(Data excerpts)
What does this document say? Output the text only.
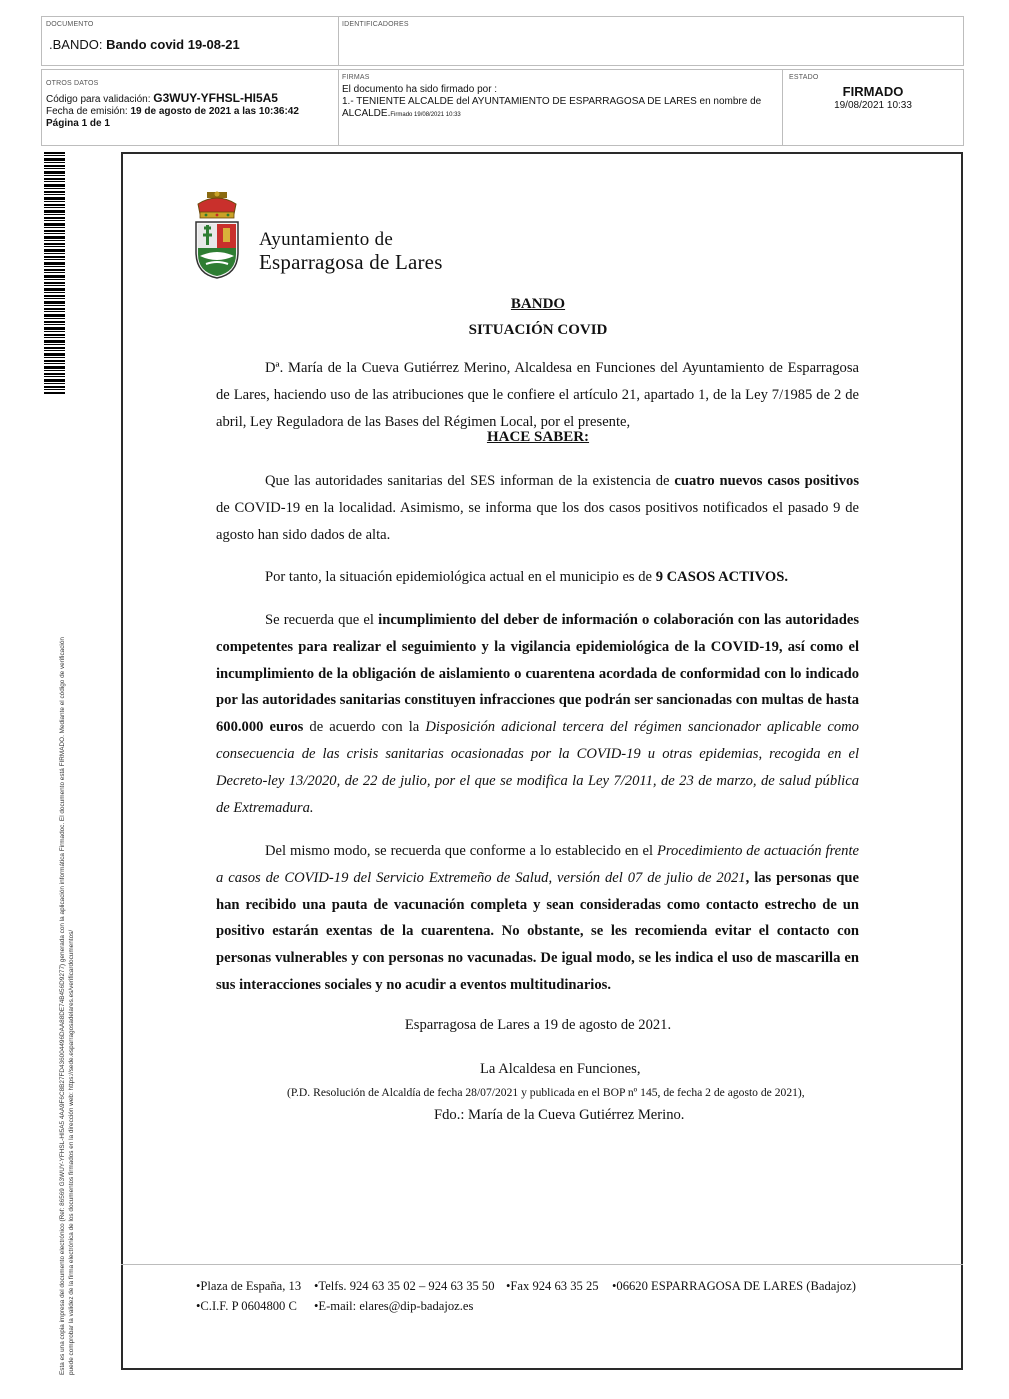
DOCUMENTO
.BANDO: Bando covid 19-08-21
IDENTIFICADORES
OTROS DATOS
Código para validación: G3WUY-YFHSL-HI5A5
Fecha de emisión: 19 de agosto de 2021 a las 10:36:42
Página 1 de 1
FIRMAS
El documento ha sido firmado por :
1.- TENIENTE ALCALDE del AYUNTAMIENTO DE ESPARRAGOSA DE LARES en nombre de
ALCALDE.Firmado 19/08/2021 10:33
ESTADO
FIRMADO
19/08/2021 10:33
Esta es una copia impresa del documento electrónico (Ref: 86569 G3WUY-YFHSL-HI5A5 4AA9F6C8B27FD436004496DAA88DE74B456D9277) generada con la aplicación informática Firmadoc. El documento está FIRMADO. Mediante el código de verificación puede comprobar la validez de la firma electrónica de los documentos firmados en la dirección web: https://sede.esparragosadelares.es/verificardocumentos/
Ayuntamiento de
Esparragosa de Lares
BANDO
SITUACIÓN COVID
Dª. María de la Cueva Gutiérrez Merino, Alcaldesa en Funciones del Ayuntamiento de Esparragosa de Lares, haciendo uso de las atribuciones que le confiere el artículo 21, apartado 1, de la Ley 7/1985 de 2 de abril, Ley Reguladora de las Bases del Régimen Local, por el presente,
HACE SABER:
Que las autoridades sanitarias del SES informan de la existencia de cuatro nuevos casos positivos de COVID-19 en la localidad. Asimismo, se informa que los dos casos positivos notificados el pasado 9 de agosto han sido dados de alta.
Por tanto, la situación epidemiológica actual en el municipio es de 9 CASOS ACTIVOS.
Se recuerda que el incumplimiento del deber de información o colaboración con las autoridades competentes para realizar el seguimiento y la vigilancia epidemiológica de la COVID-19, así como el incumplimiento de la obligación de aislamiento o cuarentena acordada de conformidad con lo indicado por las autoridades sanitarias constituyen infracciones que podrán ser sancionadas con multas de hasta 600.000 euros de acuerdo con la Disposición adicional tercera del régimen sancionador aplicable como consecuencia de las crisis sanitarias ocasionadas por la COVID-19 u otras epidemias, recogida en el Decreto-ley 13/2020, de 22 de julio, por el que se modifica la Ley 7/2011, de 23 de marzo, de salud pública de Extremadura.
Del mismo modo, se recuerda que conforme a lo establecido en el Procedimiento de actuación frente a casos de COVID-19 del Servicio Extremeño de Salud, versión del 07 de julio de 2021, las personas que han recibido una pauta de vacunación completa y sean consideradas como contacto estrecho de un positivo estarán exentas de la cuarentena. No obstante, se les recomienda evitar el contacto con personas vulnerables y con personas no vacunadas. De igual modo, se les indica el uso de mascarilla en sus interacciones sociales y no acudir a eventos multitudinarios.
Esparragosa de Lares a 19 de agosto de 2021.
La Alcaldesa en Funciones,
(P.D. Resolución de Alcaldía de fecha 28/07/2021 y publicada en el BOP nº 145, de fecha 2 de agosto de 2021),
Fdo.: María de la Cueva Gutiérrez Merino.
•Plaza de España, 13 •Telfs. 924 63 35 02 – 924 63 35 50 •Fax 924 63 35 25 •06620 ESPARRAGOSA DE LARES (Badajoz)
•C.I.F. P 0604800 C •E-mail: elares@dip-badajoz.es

§ TASK REQUIREMENTS
Copy the material above exactly and drop the pictures.

§ REPLY TO THE TASK
What does this document say? Output the text only.
DOCUMENTO
.BANDO: Bando covid 19-08-21
IDENTIFICADORES
OTROS DATOS
Código para validación: G3WUY-YFHSL-HI5A5
Fecha de emisión: 19 de agosto de 2021 a las 10:36:42
Página 1 de 1
FIRMAS
El documento ha sido firmado por :
1.- TENIENTE ALCALDE del AYUNTAMIENTO DE ESPARRAGOSA DE LARES en nombre de
ALCALDE.Firmado 19/08/2021 10:33
ESTADO
FIRMADO
19/08/2021 10:33
Esta es una copia impresa del documento electrónico (Ref: 86569 G3WUY-YFHSL-HI5A5 4AA9F6C8B27FD436004496DAA88DE74B456D9277) generada con la aplicación informática Firmadoc. El documento está FIRMADO. Mediante el código de verificación puede comprobar la validez de la firma electrónica de los documentos firmados en la dirección web: https://sede.esparragosadelares.es/verificardocumentos/
Ayuntamiento de
Esparragosa de Lares
BANDO
SITUACIÓN COVID
Dª. María de la Cueva Gutiérrez Merino, Alcaldesa en Funciones del Ayuntamiento de Esparragosa de Lares, haciendo uso de las atribuciones que le confiere el artículo 21, apartado 1, de la Ley 7/1985 de 2 de abril, Ley Reguladora de las Bases del Régimen Local, por el presente,
HACE SABER:
Que las autoridades sanitarias del SES informan de la existencia de cuatro nuevos casos positivos de COVID-19 en la localidad. Asimismo, se informa que los dos casos positivos notificados el pasado 9 de agosto han sido dados de alta.
Por tanto, la situación epidemiológica actual en el municipio es de 9 CASOS ACTIVOS.
Se recuerda que el incumplimiento del deber de información o colaboración con las autoridades competentes para realizar el seguimiento y la vigilancia epidemiológica de la COVID-19, así como el incumplimiento de la obligación de aislamiento o cuarentena acordada de conformidad con lo indicado por las autoridades sanitarias constituyen infracciones que podrán ser sancionadas con multas de hasta 600.000 euros de acuerdo con la Disposición adicional tercera del régimen sancionador aplicable como consecuencia de las crisis sanitarias ocasionadas por la COVID-19 u otras epidemias, recogida en el Decreto-ley 13/2020, de 22 de julio, por el que se modifica la Ley 7/2011, de 23 de marzo, de salud pública de Extremadura.
Del mismo modo, se recuerda que conforme a lo establecido en el Procedimiento de actuación frente a casos de COVID-19 del Servicio Extremeño de Salud, versión del 07 de julio de 2021, las personas que han recibido una pauta de vacunación completa y sean consideradas como contacto estrecho de un positivo estarán exentas de la cuarentena. No obstante, se les recomienda evitar el contacto con personas vulnerables y con personas no vacunadas. De igual modo, se les indica el uso de mascarilla en sus interacciones sociales y no acudir a eventos multitudinarios.
Esparragosa de Lares a 19 de agosto de 2021.
La Alcaldesa en Funciones,
(P.D. Resolución de Alcaldía de fecha 28/07/2021 y publicada en el BOP nº 145, de fecha 2 de agosto de 2021),
Fdo.: María de la Cueva Gutiérrez Merino.
•Plaza de España, 13 •Telfs. 924 63 35 02 – 924 63 35 50 •Fax 924 63 35 25 •06620 ESPARRAGOSA DE LARES (Badajoz)
•C.I.F. P 0604800 C •E-mail: elares@dip-badajoz.es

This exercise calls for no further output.